--- start of Record excerpts ---

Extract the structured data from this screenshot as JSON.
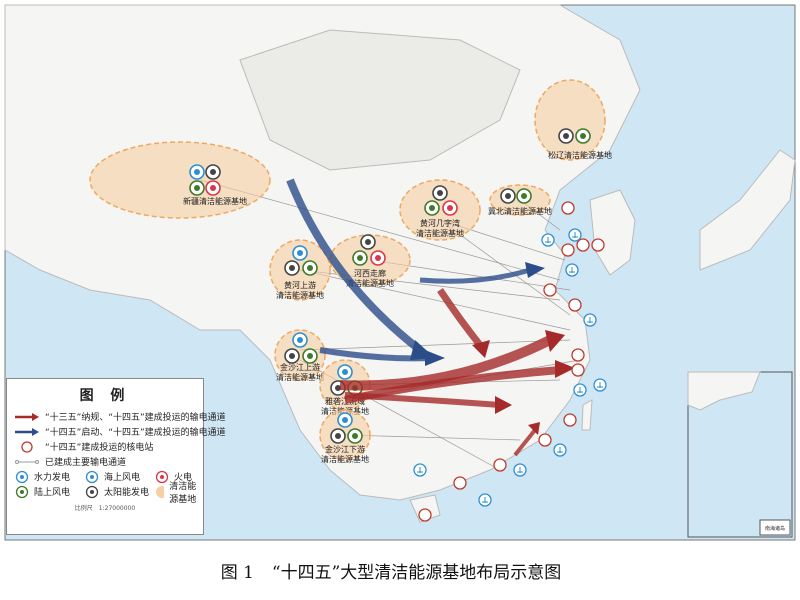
{
  "caption": {
    "number": "图 1",
    "title": "“十四五”大型清洁能源基地布局示意图"
  },
  "legend": {
    "title": "图 例",
    "items": [
      {
        "label": "“十三五”纳规、“十四五”建成投运的输电通道",
        "color": "#a52a2a"
      },
      {
        "label": "“十四五”启动、“十四五”建成投运的输电通道",
        "color": "#2c4d8a"
      },
      {
        "label": "“十四五”建成投运的核电站",
        "color": "#c0392b"
      },
      {
        "label": "已建成主要输电通道",
        "color": "#999999"
      }
    ],
    "icons": [
      {
        "label": "水力发电",
        "icon": "hydro-icon",
        "color": "#2e8fd0"
      },
      {
        "label": "海上风电",
        "icon": "offshore-wind-icon",
        "color": "#2e8fd0"
      },
      {
        "label": "火电",
        "icon": "thermal-icon",
        "color": "#d9364a"
      },
      {
        "label": "陆上风电",
        "icon": "onshore-wind-icon",
        "color": "#3f7a2a"
      },
      {
        "label": "太阳能发电",
        "icon": "solar-icon",
        "color": "#444444"
      },
      {
        "label": "清洁能源基地",
        "icon": "base-area-icon",
        "color": "#f6cfa4"
      }
    ],
    "scale": "比例尺　1:27000000"
  },
  "bases": [
    {
      "name": "新疆清洁能源基地",
      "types": [
        "hydro",
        "solar",
        "wind",
        "thermal"
      ]
    },
    {
      "name": "黄河上游\n清洁能源基地",
      "types": [
        "hydro",
        "solar",
        "wind"
      ]
    },
    {
      "name": "河西走廊\n清洁能源基地",
      "types": [
        "solar",
        "wind",
        "thermal"
      ]
    },
    {
      "name": "黄河几字湾\n清洁能源基地",
      "types": [
        "solar",
        "wind",
        "thermal"
      ]
    },
    {
      "name": "冀北清洁能源基地",
      "types": [
        "solar",
        "wind"
      ]
    },
    {
      "name": "松辽清洁能源基地",
      "types": [
        "solar",
        "wind"
      ]
    },
    {
      "name": "金沙江上游\n清洁能源基地",
      "types": [
        "hydro",
        "solar",
        "wind"
      ]
    },
    {
      "name": "雅砻江流域\n清洁能源基地",
      "types": [
        "hydro",
        "solar",
        "wind"
      ]
    },
    {
      "name": "金沙江下游\n清洁能源基地",
      "types": [
        "hydro",
        "solar",
        "wind"
      ]
    }
  ],
  "inset": {
    "title": "南海诸岛"
  },
  "colors": {
    "land": "#f4f4f2",
    "sea": "#cfe6f5",
    "base": "#f6cfa4",
    "red_arrow": "#a52a2a",
    "blue_arrow": "#2c4d8a"
  }
}
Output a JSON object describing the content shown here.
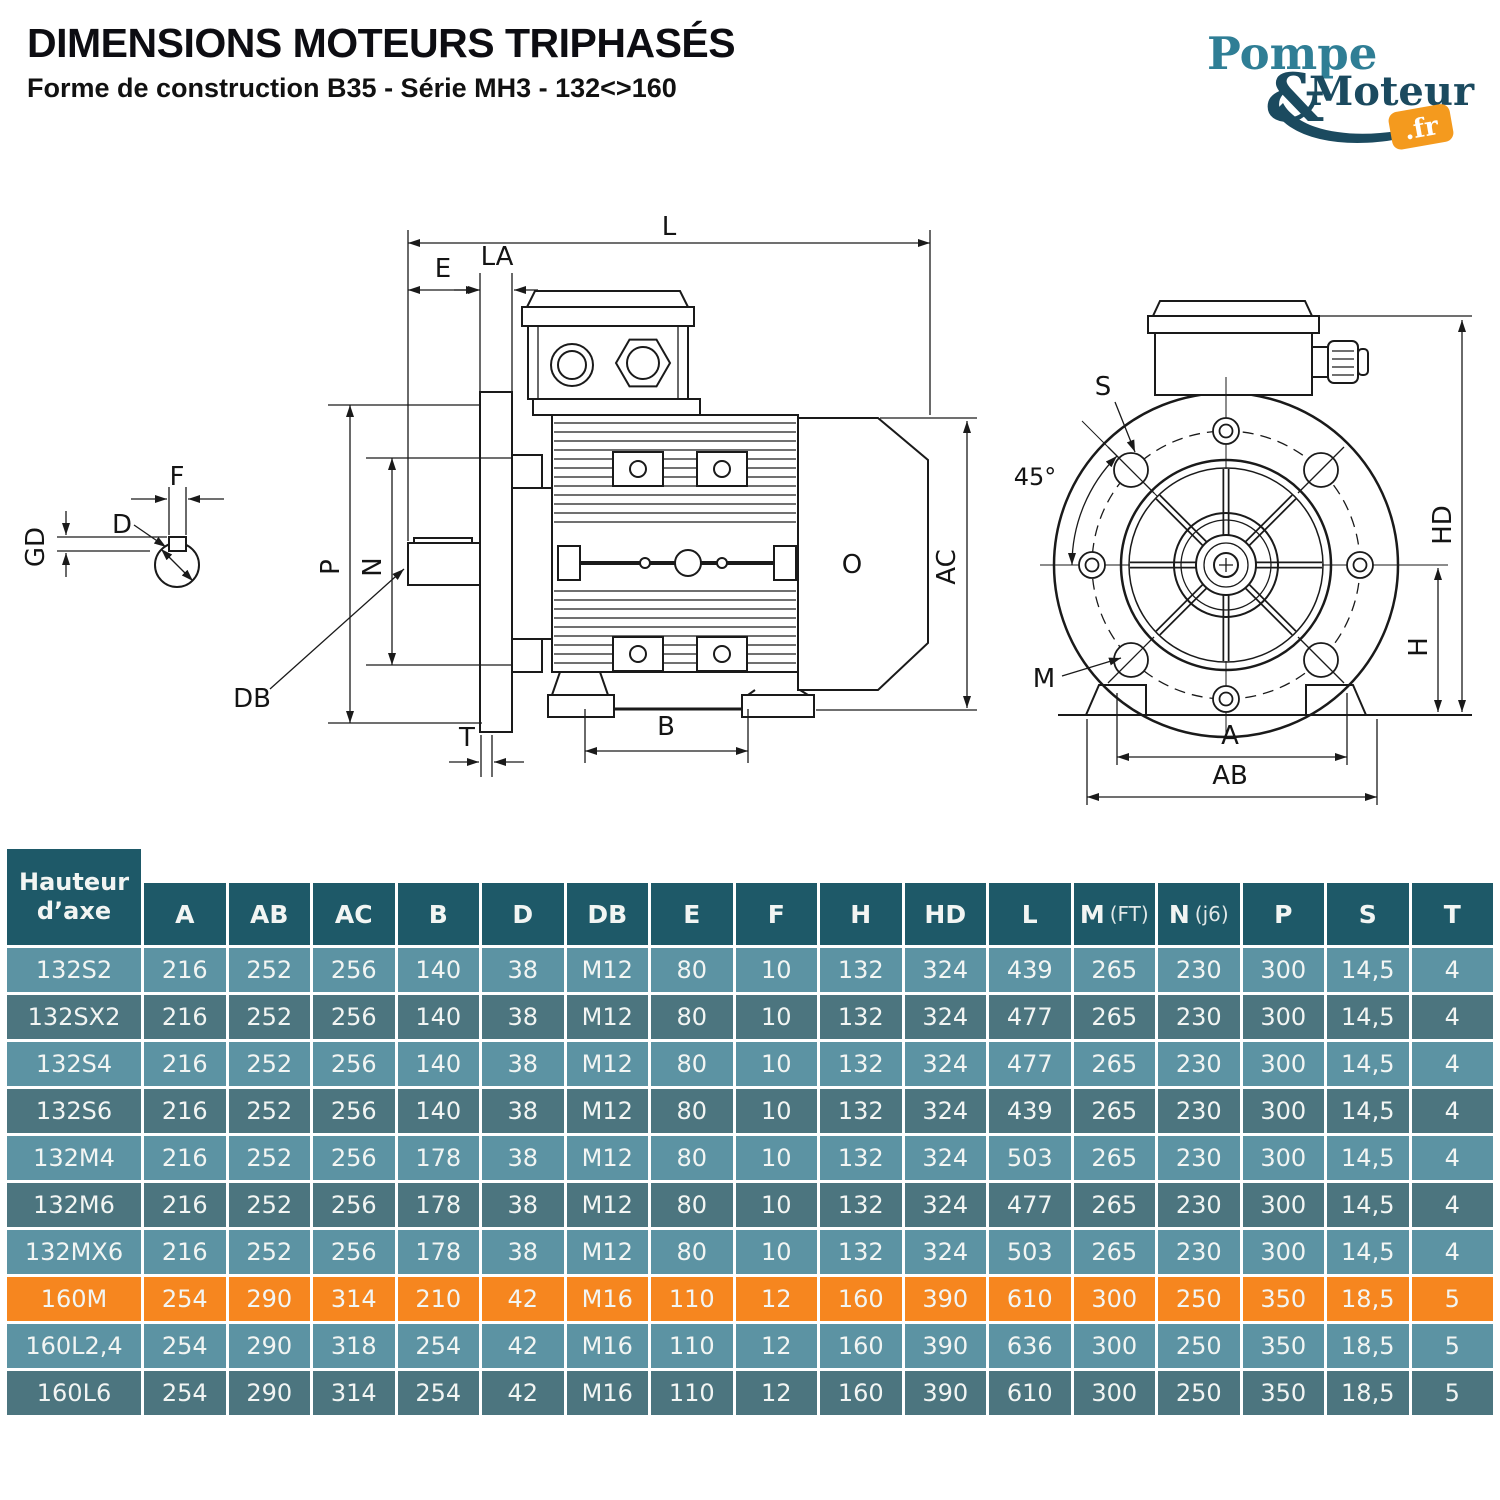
{
  "header": {
    "title": "DIMENSIONS MOTEURS TRIPHASÉS",
    "subtitle": "Forme de construction B35 - Série MH3 - 132<>160"
  },
  "logo": {
    "word1": "Pompe",
    "ampersand": "&",
    "word2": "Moteur",
    "suffix": ".fr"
  },
  "theme": {
    "header_bg": "#1E5968",
    "row_light": "#5C93A3",
    "row_dark": "#4C757F",
    "row_highlight": "#F6861F",
    "cell_text": "#F2F5F3",
    "line": "#1A1A1A",
    "logo_teal": "#2F7E95",
    "logo_navy": "#1B4A5F",
    "logo_orange": "#F49A1E"
  },
  "diagram": {
    "shaft_section": {
      "f": "F",
      "gd": "GD",
      "d": "D"
    },
    "side_view": {
      "l": "L",
      "la": "LA",
      "e": "E",
      "p": "P",
      "n": "N",
      "db": "DB",
      "t": "T",
      "b": "B",
      "ac": "AC",
      "o": "O"
    },
    "front_view": {
      "s": "S",
      "angle": "45°",
      "m": "M",
      "hd": "HD",
      "h": "H",
      "a": "A",
      "ab": "AB"
    }
  },
  "table": {
    "row_header": "Hauteur d’axe",
    "columns": [
      "A",
      "AB",
      "AC",
      "B",
      "D",
      "DB",
      "E",
      "F",
      "H",
      "HD",
      "L",
      "M (FT)",
      "N (j6)",
      "P",
      "S",
      "T"
    ],
    "rows": [
      {
        "name": "132S2",
        "values": [
          216,
          252,
          256,
          140,
          38,
          "M12",
          80,
          10,
          132,
          324,
          439,
          265,
          230,
          300,
          "14,5",
          4
        ]
      },
      {
        "name": "132SX2",
        "values": [
          216,
          252,
          256,
          140,
          38,
          "M12",
          80,
          10,
          132,
          324,
          477,
          265,
          230,
          300,
          "14,5",
          4
        ]
      },
      {
        "name": "132S4",
        "values": [
          216,
          252,
          256,
          140,
          38,
          "M12",
          80,
          10,
          132,
          324,
          477,
          265,
          230,
          300,
          "14,5",
          4
        ]
      },
      {
        "name": "132S6",
        "values": [
          216,
          252,
          256,
          140,
          38,
          "M12",
          80,
          10,
          132,
          324,
          439,
          265,
          230,
          300,
          "14,5",
          4
        ]
      },
      {
        "name": "132M4",
        "values": [
          216,
          252,
          256,
          178,
          38,
          "M12",
          80,
          10,
          132,
          324,
          503,
          265,
          230,
          300,
          "14,5",
          4
        ]
      },
      {
        "name": "132M6",
        "values": [
          216,
          252,
          256,
          178,
          38,
          "M12",
          80,
          10,
          132,
          324,
          477,
          265,
          230,
          300,
          "14,5",
          4
        ]
      },
      {
        "name": "132MX6",
        "values": [
          216,
          252,
          256,
          178,
          38,
          "M12",
          80,
          10,
          132,
          324,
          503,
          265,
          230,
          300,
          "14,5",
          4
        ]
      },
      {
        "name": "160M",
        "highlight": true,
        "values": [
          254,
          290,
          314,
          210,
          42,
          "M16",
          110,
          12,
          160,
          390,
          610,
          300,
          250,
          350,
          "18,5",
          5
        ]
      },
      {
        "name": "160L2,4",
        "values": [
          254,
          290,
          318,
          254,
          42,
          "M16",
          110,
          12,
          160,
          390,
          636,
          300,
          250,
          350,
          "18,5",
          5
        ]
      },
      {
        "name": "160L6",
        "values": [
          254,
          290,
          314,
          254,
          42,
          "M16",
          110,
          12,
          160,
          390,
          610,
          300,
          250,
          350,
          "18,5",
          5
        ]
      }
    ]
  }
}
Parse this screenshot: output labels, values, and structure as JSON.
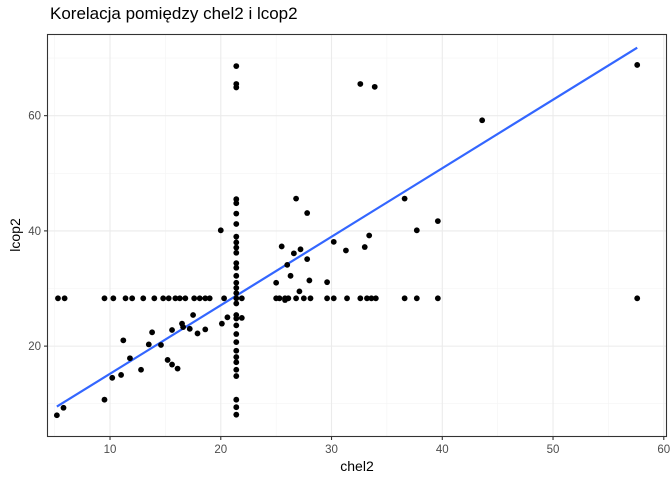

--- end of Record excerpts ---

> _The request_: Any pictures should be dropped; transcribe the rest of the records above exactly.

> _Task output_:
Extract the structured data from this screenshot as JSON.
{
  "caption": {
    "number": "图 1",
    "title": "“十四五”大型清洁能源基地布局示意图"
  },
  "legend": {
    "title": "图 例",
    "items": [
      {
        "label": "“十三五”纳规、“十四五”建成投运的输电通道",
        "color": "#a52a2a"
      },
      {
        "label": "“十四五”启动、“十四五”建成投运的输电通道",
        "color": "#2c4d8a"
      },
      {
        "label": "“十四五”建成投运的核电站",
        "color": "#c0392b"
      },
      {
        "label": "已建成主要输电通道",
        "color": "#999999"
      }
    ],
    "icons": [
      {
        "label": "水力发电",
        "icon": "hydro-icon",
        "color": "#2e8fd0"
      },
      {
        "label": "海上风电",
        "icon": "offshore-wind-icon",
        "color": "#2e8fd0"
      },
      {
        "label": "火电",
        "icon": "thermal-icon",
        "color": "#d9364a"
      },
      {
        "label": "陆上风电",
        "icon": "onshore-wind-icon",
        "color": "#3f7a2a"
      },
      {
        "label": "太阳能发电",
        "icon": "solar-icon",
        "color": "#444444"
      },
      {
        "label": "清洁能源基地",
        "icon": "base-area-icon",
        "color": "#f6cfa4"
      }
    ],
    "scale": "比例尺　1:27000000"
  },
  "bases": [
    {
      "name": "新疆清洁能源基地",
      "types": [
        "hydro",
        "solar",
        "wind",
        "thermal"
      ]
    },
    {
      "name": "黄河上游\n清洁能源基地",
      "types": [
        "hydro",
        "solar",
        "wind"
      ]
    },
    {
      "name": "河西走廊\n清洁能源基地",
      "types": [
        "solar",
        "wind",
        "thermal"
      ]
    },
    {
      "name": "黄河几字湾\n清洁能源基地",
      "types": [
        "solar",
        "wind",
        "thermal"
      ]
    },
    {
      "name": "冀北清洁能源基地",
      "types": [
        "solar",
        "wind"
      ]
    },
    {
      "name": "松辽清洁能源基地",
      "types": [
        "solar",
        "wind"
      ]
    },
    {
      "name": "金沙江上游\n清洁能源基地",
      "types": [
        "hydro",
        "solar",
        "wind"
      ]
    },
    {
      "name": "雅砻江流域\n清洁能源基地",
      "types": [
        "hydro",
        "solar",
        "wind"
      ]
    },
    {
      "name": "金沙江下游\n清洁能源基地",
      "types": [
        "hydro",
        "solar",
        "wind"
      ]
    }
  ],
  "inset": {
    "title": "南海诸岛"
  },
  "colors": {
    "land": "#f4f4f2",
    "sea": "#cfe6f5",
    "base": "#f6cfa4",
    "red_arrow": "#a52a2a",
    "blue_arrow": "#2c4d8a"
  }
}
Output a JSON object describing the content shown here.
{
  "header": {
    "title": "DIMENSIONS MOTEURS TRIPHASÉS",
    "subtitle": "Forme de construction B35 - Série MH3 - 132<>160"
  },
  "logo": {
    "word1": "Pompe",
    "ampersand": "&",
    "word2": "Moteur",
    "suffix": ".fr"
  },
  "theme": {
    "header_bg": "#1E5968",
    "row_light": "#5C93A3",
    "row_dark": "#4C757F",
    "row_highlight": "#F6861F",
    "cell_text": "#F2F5F3",
    "line": "#1A1A1A",
    "logo_teal": "#2F7E95",
    "logo_navy": "#1B4A5F",
    "logo_orange": "#F49A1E"
  },
  "diagram": {
    "shaft_section": {
      "f": "F",
      "gd": "GD",
      "d": "D"
    },
    "side_view": {
      "l": "L",
      "la": "LA",
      "e": "E",
      "p": "P",
      "n": "N",
      "db": "DB",
      "t": "T",
      "b": "B",
      "ac": "AC",
      "o": "O"
    },
    "front_view": {
      "s": "S",
      "angle": "45°",
      "m": "M",
      "hd": "HD",
      "h": "H",
      "a": "A",
      "ab": "AB"
    }
  },
  "table": {
    "row_header": "Hauteur d’axe",
    "columns": [
      "A",
      "AB",
      "AC",
      "B",
      "D",
      "DB",
      "E",
      "F",
      "H",
      "HD",
      "L",
      "M (FT)",
      "N (j6)",
      "P",
      "S",
      "T"
    ],
    "rows": [
      {
        "name": "132S2",
        "values": [
          216,
          252,
          256,
          140,
          38,
          "M12",
          80,
          10,
          132,
          324,
          439,
          265,
          230,
          300,
          "14,5",
          4
        ]
      },
      {
        "name": "132SX2",
        "values": [
          216,
          252,
          256,
          140,
          38,
          "M12",
          80,
          10,
          132,
          324,
          477,
          265,
          230,
          300,
          "14,5",
          4
        ]
      },
      {
        "name": "132S4",
        "values": [
          216,
          252,
          256,
          140,
          38,
          "M12",
          80,
          10,
          132,
          324,
          477,
          265,
          230,
          300,
          "14,5",
          4
        ]
      },
      {
        "name": "132S6",
        "values": [
          216,
          252,
          256,
          140,
          38,
          "M12",
          80,
          10,
          132,
          324,
          439,
          265,
          230,
          300,
          "14,5",
          4
        ]
      },
      {
        "name": "132M4",
        "values": [
          216,
          252,
          256,
          178,
          38,
          "M12",
          80,
          10,
          132,
          324,
          503,
          265,
          230,
          300,
          "14,5",
          4
        ]
      },
      {
        "name": "132M6",
        "values": [
          216,
          252,
          256,
          178,
          38,
          "M12",
          80,
          10,
          132,
          324,
          477,
          265,
          230,
          300,
          "14,5",
          4
        ]
      },
      {
        "name": "132MX6",
        "values": [
          216,
          252,
          256,
          178,
          38,
          "M12",
          80,
          10,
          132,
          324,
          503,
          265,
          230,
          300,
          "14,5",
          4
        ]
      },
      {
        "name": "160M",
        "highlight": true,
        "values": [
          254,
          290,
          314,
          210,
          42,
          "M16",
          110,
          12,
          160,
          390,
          610,
          300,
          250,
          350,
          "18,5",
          5
        ]
      },
      {
        "name": "160L2,4",
        "values": [
          254,
          290,
          318,
          254,
          42,
          "M16",
          110,
          12,
          160,
          390,
          636,
          300,
          250,
          350,
          "18,5",
          5
        ]
      },
      {
        "name": "160L6",
        "values": [
          254,
          290,
          314,
          254,
          42,
          "M16",
          110,
          12,
          160,
          390,
          610,
          300,
          250,
          350,
          "18,5",
          5
        ]
      }
    ]
  }
}
Parse this screenshot: output labels, values, and structure as JSON.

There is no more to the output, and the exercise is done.